Can you restate the records below word for word?

- _Records to process_
★ ★ ★ ★ ★
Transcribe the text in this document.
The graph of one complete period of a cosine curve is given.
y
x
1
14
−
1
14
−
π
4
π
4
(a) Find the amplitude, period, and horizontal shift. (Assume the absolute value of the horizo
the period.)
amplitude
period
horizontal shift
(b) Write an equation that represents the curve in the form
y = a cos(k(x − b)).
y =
★ ★ ★ ★ ★
- _Task result_
Transcribe the text in this document.
The graph of one complete period of a cosine curve is given.
y
x
1
14
−
1
14
−
π
4
π
4
(a) Find the amplitude, period, and horizontal shift. (Assume the absolute value of the horizo
the period.)
amplitude
period
horizontal shift
(b) Write an equation that represents the curve in the form
y = a cos(k(x − b)).
y =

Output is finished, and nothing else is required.